(Excerpt from a dataset)
-------

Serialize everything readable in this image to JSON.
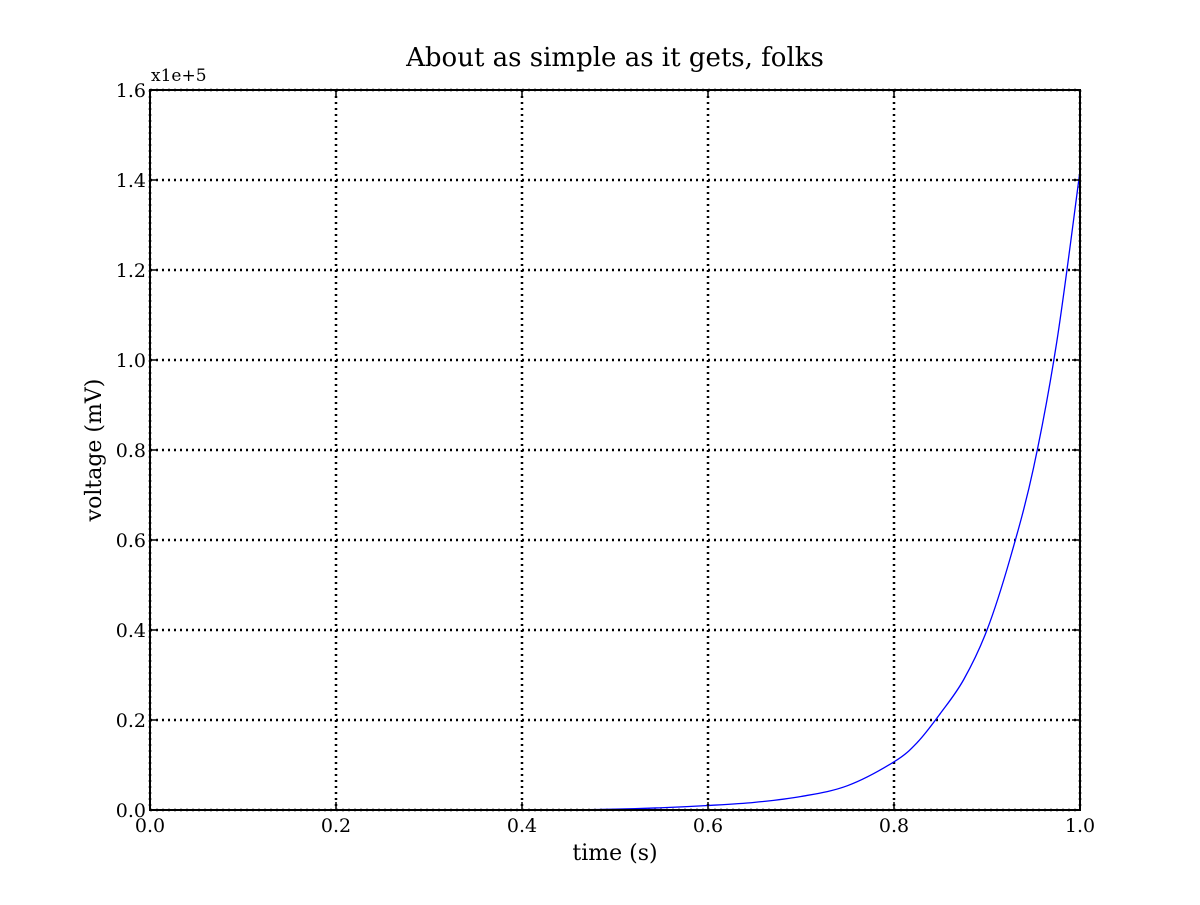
{
  "chart_data": {
    "type": "line",
    "title": "About as simple as it gets, folks",
    "xlabel": "time (s)",
    "ylabel": "voltage (mV)",
    "y_offset_label": "x1e+5",
    "xlim": [
      0.0,
      1.0
    ],
    "ylim": [
      0.0,
      1.6
    ],
    "y_multiplier": 100000,
    "x_ticks": [
      "0.0",
      "0.2",
      "0.4",
      "0.6",
      "0.8",
      "1.0"
    ],
    "y_ticks": [
      "0.0",
      "0.2",
      "0.4",
      "0.6",
      "0.8",
      "1.0",
      "1.2",
      "1.4",
      "1.6"
    ],
    "grid": true,
    "grid_style": "dotted",
    "series": [
      {
        "color": "#0000ff",
        "x": [
          0.0,
          0.4,
          0.5,
          0.55,
          0.6,
          0.65,
          0.7,
          0.75,
          0.8,
          0.825,
          0.85,
          0.875,
          0.9,
          0.925,
          0.95,
          0.975,
          1.0
        ],
        "y": [
          0.0,
          0.0,
          0.002,
          0.005,
          0.01,
          0.017,
          0.03,
          0.054,
          0.107,
          0.15,
          0.215,
          0.29,
          0.4,
          0.56,
          0.76,
          1.04,
          1.42
        ]
      }
    ]
  }
}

-------

● **What the exercise asks**
Repeat the listing verbatim. Skip the pictures.

● **Result**
Serialize everything readable in this image to JSON.
{
  "chart_data": {
    "type": "line",
    "title": "About as simple as it gets, folks",
    "xlabel": "time (s)",
    "ylabel": "voltage (mV)",
    "y_offset_label": "x1e+5",
    "xlim": [
      0.0,
      1.0
    ],
    "ylim": [
      0.0,
      1.6
    ],
    "y_multiplier": 100000,
    "x_ticks": [
      "0.0",
      "0.2",
      "0.4",
      "0.6",
      "0.8",
      "1.0"
    ],
    "y_ticks": [
      "0.0",
      "0.2",
      "0.4",
      "0.6",
      "0.8",
      "1.0",
      "1.2",
      "1.4",
      "1.6"
    ],
    "grid": true,
    "grid_style": "dotted",
    "series": [
      {
        "color": "#0000ff",
        "x": [
          0.0,
          0.4,
          0.5,
          0.55,
          0.6,
          0.65,
          0.7,
          0.75,
          0.8,
          0.825,
          0.85,
          0.875,
          0.9,
          0.925,
          0.95,
          0.975,
          1.0
        ],
        "y": [
          0.0,
          0.0,
          0.002,
          0.005,
          0.01,
          0.017,
          0.03,
          0.054,
          0.107,
          0.15,
          0.215,
          0.29,
          0.4,
          0.56,
          0.76,
          1.04,
          1.42
        ]
      }
    ]
  }
}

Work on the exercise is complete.